EXERCISE TASK
Return all of the lines below exactly as they are.

RECORDS SHOWN
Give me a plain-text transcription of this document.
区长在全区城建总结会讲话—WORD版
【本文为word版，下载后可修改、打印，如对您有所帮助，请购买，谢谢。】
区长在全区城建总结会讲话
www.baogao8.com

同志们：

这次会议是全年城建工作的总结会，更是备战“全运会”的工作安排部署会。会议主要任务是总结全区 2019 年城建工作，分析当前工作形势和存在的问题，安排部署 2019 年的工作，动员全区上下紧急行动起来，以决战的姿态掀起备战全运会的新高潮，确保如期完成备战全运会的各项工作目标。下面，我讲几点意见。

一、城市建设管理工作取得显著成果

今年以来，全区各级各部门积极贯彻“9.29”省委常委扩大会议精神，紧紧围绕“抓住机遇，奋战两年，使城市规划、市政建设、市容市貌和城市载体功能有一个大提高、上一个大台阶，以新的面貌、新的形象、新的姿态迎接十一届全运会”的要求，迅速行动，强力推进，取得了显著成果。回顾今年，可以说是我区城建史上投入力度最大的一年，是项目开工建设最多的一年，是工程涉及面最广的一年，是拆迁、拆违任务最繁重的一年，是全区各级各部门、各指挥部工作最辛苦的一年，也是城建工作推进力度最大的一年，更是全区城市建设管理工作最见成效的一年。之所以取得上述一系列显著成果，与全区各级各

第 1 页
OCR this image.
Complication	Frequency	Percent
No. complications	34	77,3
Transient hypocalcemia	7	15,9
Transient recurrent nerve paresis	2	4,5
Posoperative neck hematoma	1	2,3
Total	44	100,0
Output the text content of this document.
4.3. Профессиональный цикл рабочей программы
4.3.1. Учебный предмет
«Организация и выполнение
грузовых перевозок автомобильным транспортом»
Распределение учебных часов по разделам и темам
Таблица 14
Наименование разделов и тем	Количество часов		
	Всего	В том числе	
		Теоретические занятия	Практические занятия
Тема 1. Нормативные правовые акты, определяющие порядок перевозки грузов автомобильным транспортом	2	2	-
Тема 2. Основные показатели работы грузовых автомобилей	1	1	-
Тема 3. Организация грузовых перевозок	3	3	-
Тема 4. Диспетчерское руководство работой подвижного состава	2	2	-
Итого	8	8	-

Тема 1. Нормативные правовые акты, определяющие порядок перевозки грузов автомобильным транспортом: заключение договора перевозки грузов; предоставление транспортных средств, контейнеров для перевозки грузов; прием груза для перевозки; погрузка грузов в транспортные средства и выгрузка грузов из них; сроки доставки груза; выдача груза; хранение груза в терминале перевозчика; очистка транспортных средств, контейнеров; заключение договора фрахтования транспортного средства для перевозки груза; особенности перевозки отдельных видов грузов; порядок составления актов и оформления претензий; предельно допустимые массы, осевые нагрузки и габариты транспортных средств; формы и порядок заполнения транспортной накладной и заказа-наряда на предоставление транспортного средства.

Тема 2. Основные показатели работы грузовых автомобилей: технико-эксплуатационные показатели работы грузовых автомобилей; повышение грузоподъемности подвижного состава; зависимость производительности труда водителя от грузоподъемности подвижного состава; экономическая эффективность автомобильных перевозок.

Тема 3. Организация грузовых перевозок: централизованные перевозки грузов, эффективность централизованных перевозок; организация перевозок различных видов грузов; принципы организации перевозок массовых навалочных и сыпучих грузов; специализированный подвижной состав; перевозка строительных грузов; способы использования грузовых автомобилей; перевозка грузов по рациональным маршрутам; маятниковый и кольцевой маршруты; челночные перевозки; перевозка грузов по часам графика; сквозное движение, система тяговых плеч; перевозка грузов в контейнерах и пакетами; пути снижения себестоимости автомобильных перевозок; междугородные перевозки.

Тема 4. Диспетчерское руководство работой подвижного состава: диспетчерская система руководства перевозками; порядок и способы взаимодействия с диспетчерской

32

TASK SOLUTION
Give me a plain-text transcription of this document.
区长在全区城建总结会讲话—WORD版
【本文为word版，下载后可修改、打印，如对您有所帮助，请购买，谢谢。】
区长在全区城建总结会讲话
www.baogao8.com

同志们：

这次会议是全年城建工作的总结会，更是备战“全运会”的工作安排部署会。会议主要任务是总结全区 2019 年城建工作，分析当前工作形势和存在的问题，安排部署 2019 年的工作，动员全区上下紧急行动起来，以决战的姿态掀起备战全运会的新高潮，确保如期完成备战全运会的各项工作目标。下面，我讲几点意见。

一、城市建设管理工作取得显著成果

今年以来，全区各级各部门积极贯彻“9.29”省委常委扩大会议精神，紧紧围绕“抓住机遇，奋战两年，使城市规划、市政建设、市容市貌和城市载体功能有一个大提高、上一个大台阶，以新的面貌、新的形象、新的姿态迎接十一届全运会”的要求，迅速行动，强力推进，取得了显著成果。回顾今年，可以说是我区城建史上投入力度最大的一年，是项目开工建设最多的一年，是工程涉及面最广的一年，是拆迁、拆违任务最繁重的一年，是全区各级各部门、各指挥部工作最辛苦的一年，也是城建工作推进力度最大的一年，更是全区城市建设管理工作最见成效的一年。之所以取得上述一系列显著成果，与全区各级各

第 1 页
OCR this image.
Complication	Frequency	Percent
No. complications	34	77,3
Transient hypocalcemia	7	15,9
Transient recurrent nerve paresis	2	4,5
Posoperative neck hematoma	1	2,3
Total	44	100,0
Output the text content of this document.
4.3. Профессиональный цикл рабочей программы
4.3.1. Учебный предмет
«Организация и выполнение
грузовых перевозок автомобильным транспортом»
Распределение учебных часов по разделам и темам
Таблица 14
Наименование разделов и тем	Количество часов		
	Всего	В том числе	
		Теоретические занятия	Практические занятия
Тема 1. Нормативные правовые акты, определяющие порядок перевозки грузов автомобильным транспортом	2	2	-
Тема 2. Основные показатели работы грузовых автомобилей	1	1	-
Тема 3. Организация грузовых перевозок	3	3	-
Тема 4. Диспетчерское руководство работой подвижного состава	2	2	-
Итого	8	8	-

Тема 1. Нормативные правовые акты, определяющие порядок перевозки грузов автомобильным транспортом: заключение договора перевозки грузов; предоставление транспортных средств, контейнеров для перевозки грузов; прием груза для перевозки; погрузка грузов в транспортные средства и выгрузка грузов из них; сроки доставки груза; выдача груза; хранение груза в терминале перевозчика; очистка транспортных средств, контейнеров; заключение договора фрахтования транспортного средства для перевозки груза; особенности перевозки отдельных видов грузов; порядок составления актов и оформления претензий; предельно допустимые массы, осевые нагрузки и габариты транспортных средств; формы и порядок заполнения транспортной накладной и заказа-наряда на предоставление транспортного средства.

Тема 2. Основные показатели работы грузовых автомобилей: технико-эксплуатационные показатели работы грузовых автомобилей; повышение грузоподъемности подвижного состава; зависимость производительности труда водителя от грузоподъемности подвижного состава; экономическая эффективность автомобильных перевозок.

Тема 3. Организация грузовых перевозок: централизованные перевозки грузов, эффективность централизованных перевозок; организация перевозок различных видов грузов; принципы организации перевозок массовых навалочных и сыпучих грузов; специализированный подвижной состав; перевозка строительных грузов; способы использования грузовых автомобилей; перевозка грузов по рациональным маршрутам; маятниковый и кольцевой маршруты; челночные перевозки; перевозка грузов по часам графика; сквозное движение, система тяговых плеч; перевозка грузов в контейнерах и пакетами; пути снижения себестоимости автомобильных перевозок; междугородные перевозки.

Тема 4. Диспетчерское руководство работой подвижного состава: диспетчерская система руководства перевозками; порядок и способы взаимодействия с диспетчерской

32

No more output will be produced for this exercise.